Problem description
From the listing that follows, extract every line and set it down unaltered.

— START —

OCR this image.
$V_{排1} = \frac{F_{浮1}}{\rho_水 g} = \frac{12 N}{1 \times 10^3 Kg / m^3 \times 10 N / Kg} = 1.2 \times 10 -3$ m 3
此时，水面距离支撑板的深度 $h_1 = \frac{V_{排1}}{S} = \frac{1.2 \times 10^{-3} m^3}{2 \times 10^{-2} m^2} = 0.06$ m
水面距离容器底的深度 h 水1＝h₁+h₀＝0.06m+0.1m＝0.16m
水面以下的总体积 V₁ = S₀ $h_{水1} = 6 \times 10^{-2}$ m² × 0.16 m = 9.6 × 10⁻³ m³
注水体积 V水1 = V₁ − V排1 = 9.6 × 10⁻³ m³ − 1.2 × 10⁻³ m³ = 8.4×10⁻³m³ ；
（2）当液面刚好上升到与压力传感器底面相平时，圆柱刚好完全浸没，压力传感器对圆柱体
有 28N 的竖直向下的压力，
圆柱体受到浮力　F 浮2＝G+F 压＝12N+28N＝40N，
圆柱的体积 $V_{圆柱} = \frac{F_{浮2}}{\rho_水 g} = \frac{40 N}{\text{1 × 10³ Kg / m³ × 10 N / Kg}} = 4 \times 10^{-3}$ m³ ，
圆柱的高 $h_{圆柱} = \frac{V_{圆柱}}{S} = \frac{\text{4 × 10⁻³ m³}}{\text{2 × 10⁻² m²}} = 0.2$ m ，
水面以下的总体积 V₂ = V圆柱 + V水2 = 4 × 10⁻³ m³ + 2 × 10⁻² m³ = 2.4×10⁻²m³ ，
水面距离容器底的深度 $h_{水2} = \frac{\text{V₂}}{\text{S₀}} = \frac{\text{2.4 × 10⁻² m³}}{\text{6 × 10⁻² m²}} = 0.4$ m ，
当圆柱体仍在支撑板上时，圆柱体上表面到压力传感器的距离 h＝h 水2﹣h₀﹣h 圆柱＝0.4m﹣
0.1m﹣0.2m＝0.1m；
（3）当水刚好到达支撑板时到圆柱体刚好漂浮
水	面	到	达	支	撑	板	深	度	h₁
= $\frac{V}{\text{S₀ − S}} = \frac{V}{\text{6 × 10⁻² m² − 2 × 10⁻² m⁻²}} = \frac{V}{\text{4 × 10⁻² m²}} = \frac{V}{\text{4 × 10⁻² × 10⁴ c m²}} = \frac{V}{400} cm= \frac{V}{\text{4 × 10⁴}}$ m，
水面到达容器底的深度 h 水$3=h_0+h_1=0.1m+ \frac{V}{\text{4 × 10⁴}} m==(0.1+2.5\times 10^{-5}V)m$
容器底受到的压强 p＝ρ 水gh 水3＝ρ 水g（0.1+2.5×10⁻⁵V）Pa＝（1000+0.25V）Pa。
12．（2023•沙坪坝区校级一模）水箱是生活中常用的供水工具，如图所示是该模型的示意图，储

— END —

Answer for the task
OCR this image.
$V_{排1} = \frac{F_{浮1}}{\rho_水 g} = \frac{12 N}{1 \times 10^3 Kg / m^3 \times 10 N / Kg} = 1.2 \times 10 -3$ m 3
此时，水面距离支撑板的深度 $h_1 = \frac{V_{排1}}{S} = \frac{1.2 \times 10^{-3} m^3}{2 \times 10^{-2} m^2} = 0.06$ m
水面距离容器底的深度 h 水1＝h₁+h₀＝0.06m+0.1m＝0.16m
水面以下的总体积 V₁ = S₀ $h_{水1} = 6 \times 10^{-2}$ m² × 0.16 m = 9.6 × 10⁻³ m³
注水体积 V水1 = V₁ − V排1 = 9.6 × 10⁻³ m³ − 1.2 × 10⁻³ m³ = 8.4×10⁻³m³ ；
（2）当液面刚好上升到与压力传感器底面相平时，圆柱刚好完全浸没，压力传感器对圆柱体
有 28N 的竖直向下的压力，
圆柱体受到浮力　F 浮2＝G+F 压＝12N+28N＝40N，
圆柱的体积 $V_{圆柱} = \frac{F_{浮2}}{\rho_水 g} = \frac{40 N}{\text{1 × 10³ Kg / m³ × 10 N / Kg}} = 4 \times 10^{-3}$ m³ ，
圆柱的高 $h_{圆柱} = \frac{V_{圆柱}}{S} = \frac{\text{4 × 10⁻³ m³}}{\text{2 × 10⁻² m²}} = 0.2$ m ，
水面以下的总体积 V₂ = V圆柱 + V水2 = 4 × 10⁻³ m³ + 2 × 10⁻² m³ = 2.4×10⁻²m³ ，
水面距离容器底的深度 $h_{水2} = \frac{\text{V₂}}{\text{S₀}} = \frac{\text{2.4 × 10⁻² m³}}{\text{6 × 10⁻² m²}} = 0.4$ m ，
当圆柱体仍在支撑板上时，圆柱体上表面到压力传感器的距离 h＝h 水2﹣h₀﹣h 圆柱＝0.4m﹣
0.1m﹣0.2m＝0.1m；
（3）当水刚好到达支撑板时到圆柱体刚好漂浮
水	面	到	达	支	撑	板	深	度	h₁
= $\frac{V}{\text{S₀ − S}} = \frac{V}{\text{6 × 10⁻² m² − 2 × 10⁻² m⁻²}} = \frac{V}{\text{4 × 10⁻² m²}} = \frac{V}{\text{4 × 10⁻² × 10⁴ c m²}} = \frac{V}{400} cm= \frac{V}{\text{4 × 10⁴}}$ m，
水面到达容器底的深度 h 水$3=h_0+h_1=0.1m+ \frac{V}{\text{4 × 10⁴}} m==(0.1+2.5\times 10^{-5}V)m$
容器底受到的压强 p＝ρ 水gh 水3＝ρ 水g（0.1+2.5×10⁻⁵V）Pa＝（1000+0.25V）Pa。
12．（2023•沙坪坝区校级一模）水箱是生活中常用的供水工具，如图所示是该模型的示意图，储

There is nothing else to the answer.